- [What you have to do] Write out every entry exactly as given, but omit the pictures.

Dataset rows:
☆ ☆ ☆ ☆ ☆
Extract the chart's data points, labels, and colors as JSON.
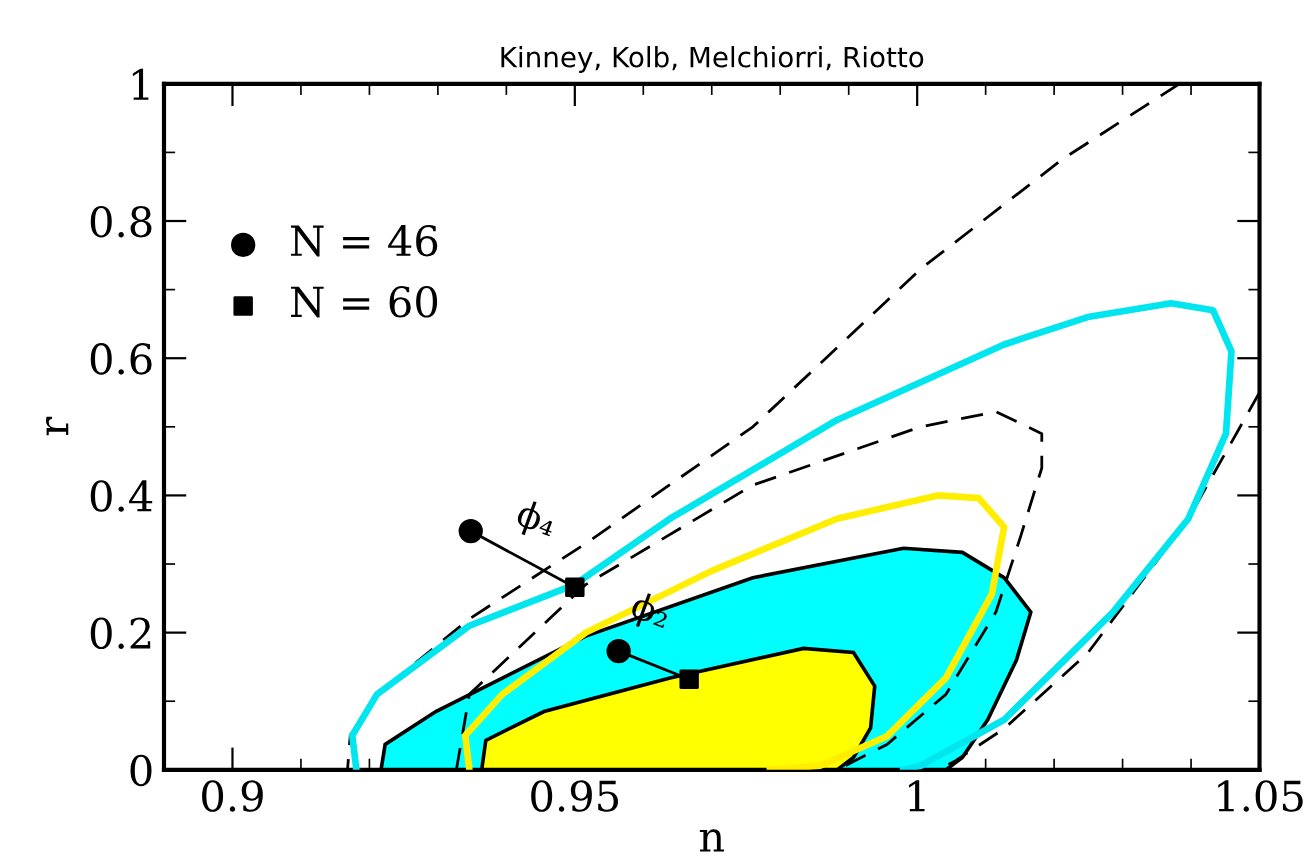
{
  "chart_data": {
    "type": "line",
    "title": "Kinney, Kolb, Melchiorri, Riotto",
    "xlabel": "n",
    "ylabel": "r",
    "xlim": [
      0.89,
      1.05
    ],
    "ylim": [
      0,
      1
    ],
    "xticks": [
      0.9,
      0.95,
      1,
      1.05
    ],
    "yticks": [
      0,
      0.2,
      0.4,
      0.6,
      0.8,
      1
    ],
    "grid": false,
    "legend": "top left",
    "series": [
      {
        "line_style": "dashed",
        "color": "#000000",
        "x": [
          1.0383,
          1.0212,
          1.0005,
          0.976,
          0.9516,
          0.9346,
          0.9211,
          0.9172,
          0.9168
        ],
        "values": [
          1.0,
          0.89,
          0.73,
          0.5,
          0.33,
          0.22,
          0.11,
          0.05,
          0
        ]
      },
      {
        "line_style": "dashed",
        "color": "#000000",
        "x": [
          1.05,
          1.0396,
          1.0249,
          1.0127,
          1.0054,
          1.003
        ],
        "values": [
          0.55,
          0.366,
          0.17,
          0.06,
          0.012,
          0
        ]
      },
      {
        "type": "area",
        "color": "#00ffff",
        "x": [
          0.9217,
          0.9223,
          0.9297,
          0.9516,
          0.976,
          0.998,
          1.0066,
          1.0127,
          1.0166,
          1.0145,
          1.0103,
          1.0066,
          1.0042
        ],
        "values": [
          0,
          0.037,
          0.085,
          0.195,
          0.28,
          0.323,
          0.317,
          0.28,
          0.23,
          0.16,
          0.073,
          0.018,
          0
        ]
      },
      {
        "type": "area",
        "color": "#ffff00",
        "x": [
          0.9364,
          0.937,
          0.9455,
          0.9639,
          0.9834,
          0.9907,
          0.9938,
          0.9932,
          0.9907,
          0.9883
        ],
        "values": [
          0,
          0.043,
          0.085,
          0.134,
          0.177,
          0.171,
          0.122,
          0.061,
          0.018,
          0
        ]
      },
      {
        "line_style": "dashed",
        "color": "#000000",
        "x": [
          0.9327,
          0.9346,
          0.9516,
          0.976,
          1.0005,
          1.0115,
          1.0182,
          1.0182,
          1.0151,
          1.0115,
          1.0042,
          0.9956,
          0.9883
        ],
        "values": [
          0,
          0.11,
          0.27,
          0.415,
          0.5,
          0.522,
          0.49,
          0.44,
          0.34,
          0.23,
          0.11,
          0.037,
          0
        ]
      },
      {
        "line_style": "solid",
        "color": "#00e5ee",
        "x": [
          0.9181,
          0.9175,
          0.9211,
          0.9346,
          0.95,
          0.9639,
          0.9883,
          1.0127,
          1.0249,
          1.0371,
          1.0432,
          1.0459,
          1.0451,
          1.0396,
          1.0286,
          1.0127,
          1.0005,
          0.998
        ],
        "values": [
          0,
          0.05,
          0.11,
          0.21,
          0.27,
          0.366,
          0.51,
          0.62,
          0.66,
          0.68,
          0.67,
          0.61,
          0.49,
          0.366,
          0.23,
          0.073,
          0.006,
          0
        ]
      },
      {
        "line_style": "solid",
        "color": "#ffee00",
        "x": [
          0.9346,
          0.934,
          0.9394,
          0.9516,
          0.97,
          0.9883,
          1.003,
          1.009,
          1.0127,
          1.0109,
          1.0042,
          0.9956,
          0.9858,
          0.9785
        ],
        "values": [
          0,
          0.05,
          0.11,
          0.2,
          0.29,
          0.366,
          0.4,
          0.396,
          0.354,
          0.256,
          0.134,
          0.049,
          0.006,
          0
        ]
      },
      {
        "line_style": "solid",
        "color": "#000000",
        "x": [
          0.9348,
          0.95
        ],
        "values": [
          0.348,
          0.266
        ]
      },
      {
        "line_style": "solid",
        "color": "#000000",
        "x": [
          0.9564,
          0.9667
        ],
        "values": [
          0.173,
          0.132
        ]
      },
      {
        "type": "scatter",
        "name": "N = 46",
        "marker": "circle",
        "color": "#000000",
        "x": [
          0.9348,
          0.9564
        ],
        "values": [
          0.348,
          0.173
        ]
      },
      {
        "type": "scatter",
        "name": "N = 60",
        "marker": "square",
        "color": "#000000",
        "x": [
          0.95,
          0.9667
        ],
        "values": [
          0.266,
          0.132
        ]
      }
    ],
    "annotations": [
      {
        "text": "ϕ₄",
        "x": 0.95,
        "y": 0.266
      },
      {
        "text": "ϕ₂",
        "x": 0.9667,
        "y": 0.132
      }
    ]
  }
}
☆ ☆ ☆ ☆ ☆
- [Result of the exercise]
Extract the chart's data points, labels, and colors as JSON.
{
  "chart_data": {
    "type": "line",
    "title": "Kinney, Kolb, Melchiorri, Riotto",
    "xlabel": "n",
    "ylabel": "r",
    "xlim": [
      0.89,
      1.05
    ],
    "ylim": [
      0,
      1
    ],
    "xticks": [
      0.9,
      0.95,
      1,
      1.05
    ],
    "yticks": [
      0,
      0.2,
      0.4,
      0.6,
      0.8,
      1
    ],
    "grid": false,
    "legend": "top left",
    "series": [
      {
        "line_style": "dashed",
        "color": "#000000",
        "x": [
          1.0383,
          1.0212,
          1.0005,
          0.976,
          0.9516,
          0.9346,
          0.9211,
          0.9172,
          0.9168
        ],
        "values": [
          1.0,
          0.89,
          0.73,
          0.5,
          0.33,
          0.22,
          0.11,
          0.05,
          0
        ]
      },
      {
        "line_style": "dashed",
        "color": "#000000",
        "x": [
          1.05,
          1.0396,
          1.0249,
          1.0127,
          1.0054,
          1.003
        ],
        "values": [
          0.55,
          0.366,
          0.17,
          0.06,
          0.012,
          0
        ]
      },
      {
        "type": "area",
        "color": "#00ffff",
        "x": [
          0.9217,
          0.9223,
          0.9297,
          0.9516,
          0.976,
          0.998,
          1.0066,
          1.0127,
          1.0166,
          1.0145,
          1.0103,
          1.0066,
          1.0042
        ],
        "values": [
          0,
          0.037,
          0.085,
          0.195,
          0.28,
          0.323,
          0.317,
          0.28,
          0.23,
          0.16,
          0.073,
          0.018,
          0
        ]
      },
      {
        "type": "area",
        "color": "#ffff00",
        "x": [
          0.9364,
          0.937,
          0.9455,
          0.9639,
          0.9834,
          0.9907,
          0.9938,
          0.9932,
          0.9907,
          0.9883
        ],
        "values": [
          0,
          0.043,
          0.085,
          0.134,
          0.177,
          0.171,
          0.122,
          0.061,
          0.018,
          0
        ]
      },
      {
        "line_style": "dashed",
        "color": "#000000",
        "x": [
          0.9327,
          0.9346,
          0.9516,
          0.976,
          1.0005,
          1.0115,
          1.0182,
          1.0182,
          1.0151,
          1.0115,
          1.0042,
          0.9956,
          0.9883
        ],
        "values": [
          0,
          0.11,
          0.27,
          0.415,
          0.5,
          0.522,
          0.49,
          0.44,
          0.34,
          0.23,
          0.11,
          0.037,
          0
        ]
      },
      {
        "line_style": "solid",
        "color": "#00e5ee",
        "x": [
          0.9181,
          0.9175,
          0.9211,
          0.9346,
          0.95,
          0.9639,
          0.9883,
          1.0127,
          1.0249,
          1.0371,
          1.0432,
          1.0459,
          1.0451,
          1.0396,
          1.0286,
          1.0127,
          1.0005,
          0.998
        ],
        "values": [
          0,
          0.05,
          0.11,
          0.21,
          0.27,
          0.366,
          0.51,
          0.62,
          0.66,
          0.68,
          0.67,
          0.61,
          0.49,
          0.366,
          0.23,
          0.073,
          0.006,
          0
        ]
      },
      {
        "line_style": "solid",
        "color": "#ffee00",
        "x": [
          0.9346,
          0.934,
          0.9394,
          0.9516,
          0.97,
          0.9883,
          1.003,
          1.009,
          1.0127,
          1.0109,
          1.0042,
          0.9956,
          0.9858,
          0.9785
        ],
        "values": [
          0,
          0.05,
          0.11,
          0.2,
          0.29,
          0.366,
          0.4,
          0.396,
          0.354,
          0.256,
          0.134,
          0.049,
          0.006,
          0
        ]
      },
      {
        "line_style": "solid",
        "color": "#000000",
        "x": [
          0.9348,
          0.95
        ],
        "values": [
          0.348,
          0.266
        ]
      },
      {
        "line_style": "solid",
        "color": "#000000",
        "x": [
          0.9564,
          0.9667
        ],
        "values": [
          0.173,
          0.132
        ]
      },
      {
        "type": "scatter",
        "name": "N = 46",
        "marker": "circle",
        "color": "#000000",
        "x": [
          0.9348,
          0.9564
        ],
        "values": [
          0.348,
          0.173
        ]
      },
      {
        "type": "scatter",
        "name": "N = 60",
        "marker": "square",
        "color": "#000000",
        "x": [
          0.95,
          0.9667
        ],
        "values": [
          0.266,
          0.132
        ]
      }
    ],
    "annotations": [
      {
        "text": "ϕ₄",
        "x": 0.95,
        "y": 0.266
      },
      {
        "text": "ϕ₂",
        "x": 0.9667,
        "y": 0.132
      }
    ]
  }
}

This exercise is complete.